>>>>>

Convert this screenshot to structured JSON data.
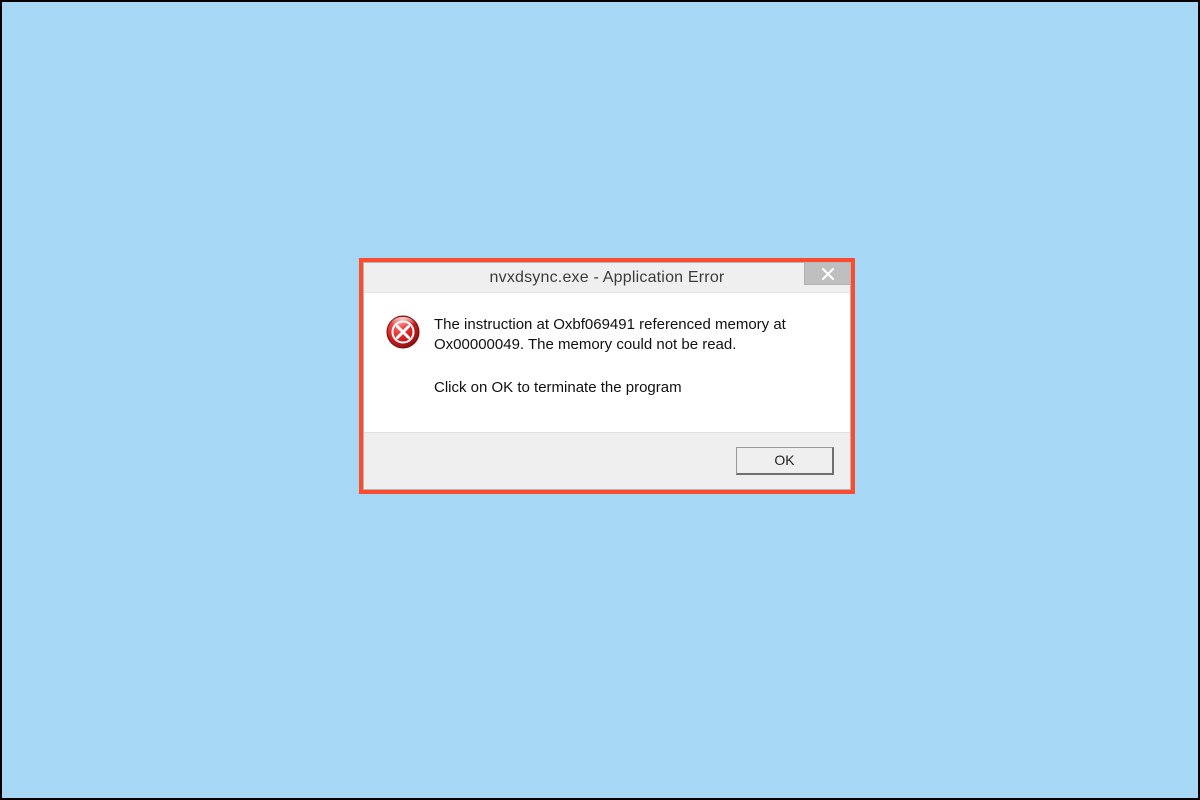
{
  "dialog": {
    "title": "nvxdsync.exe - Application Error",
    "message_primary": "The instruction at Oxbf069491 referenced memory at Ox00000049. The memory could not be read.",
    "message_secondary": "Click on OK to terminate the program",
    "ok_label": "OK"
  },
  "icons": {
    "close": "close-icon",
    "error": "error-icon"
  },
  "colors": {
    "page_bg": "#a6d8f5",
    "highlight_border": "#fb4c2e",
    "error_icon_outer": "#b01717",
    "error_icon_inner": "#d93a3a"
  }
}
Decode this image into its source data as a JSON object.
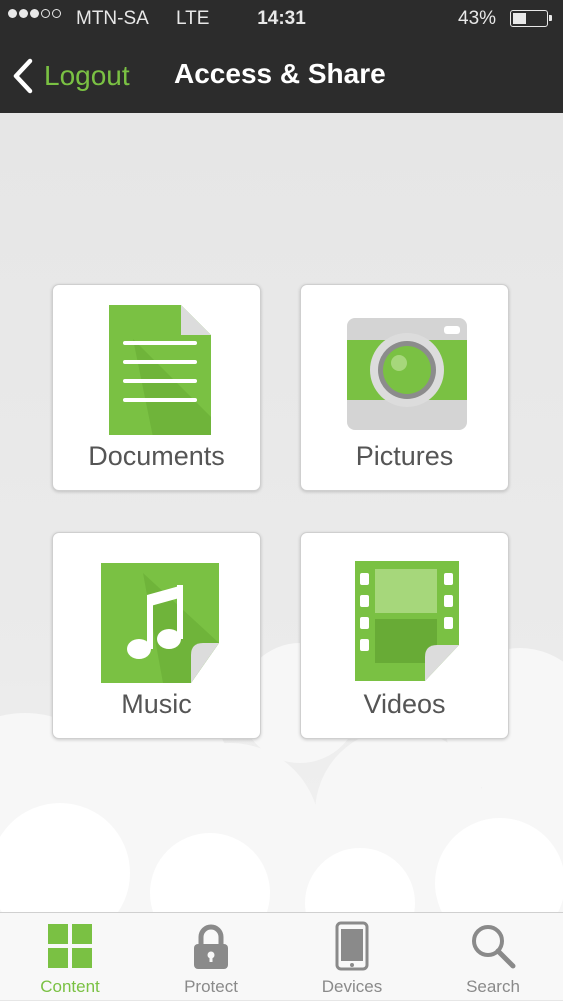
{
  "status": {
    "carrier": "MTN-SA",
    "network": "LTE",
    "time": "14:31",
    "battery": "43%",
    "battery_level": 0.43,
    "signal_bars": 3,
    "signal_total": 5
  },
  "nav": {
    "back_label": "Logout",
    "title": "Access & Share"
  },
  "tiles": [
    {
      "label": "Documents",
      "icon": "document-icon"
    },
    {
      "label": "Pictures",
      "icon": "camera-icon"
    },
    {
      "label": "Music",
      "icon": "music-note-icon"
    },
    {
      "label": "Videos",
      "icon": "film-icon"
    }
  ],
  "tabs": [
    {
      "label": "Content",
      "icon": "grid-icon",
      "active": true
    },
    {
      "label": "Protect",
      "icon": "lock-icon",
      "active": false
    },
    {
      "label": "Devices",
      "icon": "phone-icon",
      "active": false
    },
    {
      "label": "Search",
      "icon": "search-icon",
      "active": false
    }
  ],
  "colors": {
    "accent": "#7ac143",
    "nav_background": "#2c2c2c",
    "inactive_tab": "#8a8a8a"
  }
}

<<<<<

[Exercise]: Write out the material above again, word for word, minus its pictures.

[Reply]:
Convert this screenshot to structured JSON data.
{
  "dialog": {
    "title": "nvxdsync.exe - Application Error",
    "message_primary": "The instruction at Oxbf069491 referenced memory at Ox00000049. The memory could not be read.",
    "message_secondary": "Click on OK to terminate the program",
    "ok_label": "OK"
  },
  "icons": {
    "close": "close-icon",
    "error": "error-icon"
  },
  "colors": {
    "page_bg": "#a6d8f5",
    "highlight_border": "#fb4c2e",
    "error_icon_outer": "#b01717",
    "error_icon_inner": "#d93a3a"
  }
}
Decode this image into its source data as a JSON object.
{
  "status": {
    "carrier": "MTN-SA",
    "network": "LTE",
    "time": "14:31",
    "battery": "43%",
    "battery_level": 0.43,
    "signal_bars": 3,
    "signal_total": 5
  },
  "nav": {
    "back_label": "Logout",
    "title": "Access & Share"
  },
  "tiles": [
    {
      "label": "Documents",
      "icon": "document-icon"
    },
    {
      "label": "Pictures",
      "icon": "camera-icon"
    },
    {
      "label": "Music",
      "icon": "music-note-icon"
    },
    {
      "label": "Videos",
      "icon": "film-icon"
    }
  ],
  "tabs": [
    {
      "label": "Content",
      "icon": "grid-icon",
      "active": true
    },
    {
      "label": "Protect",
      "icon": "lock-icon",
      "active": false
    },
    {
      "label": "Devices",
      "icon": "phone-icon",
      "active": false
    },
    {
      "label": "Search",
      "icon": "search-icon",
      "active": false
    }
  ],
  "colors": {
    "accent": "#7ac143",
    "nav_background": "#2c2c2c",
    "inactive_tab": "#8a8a8a"
  }
}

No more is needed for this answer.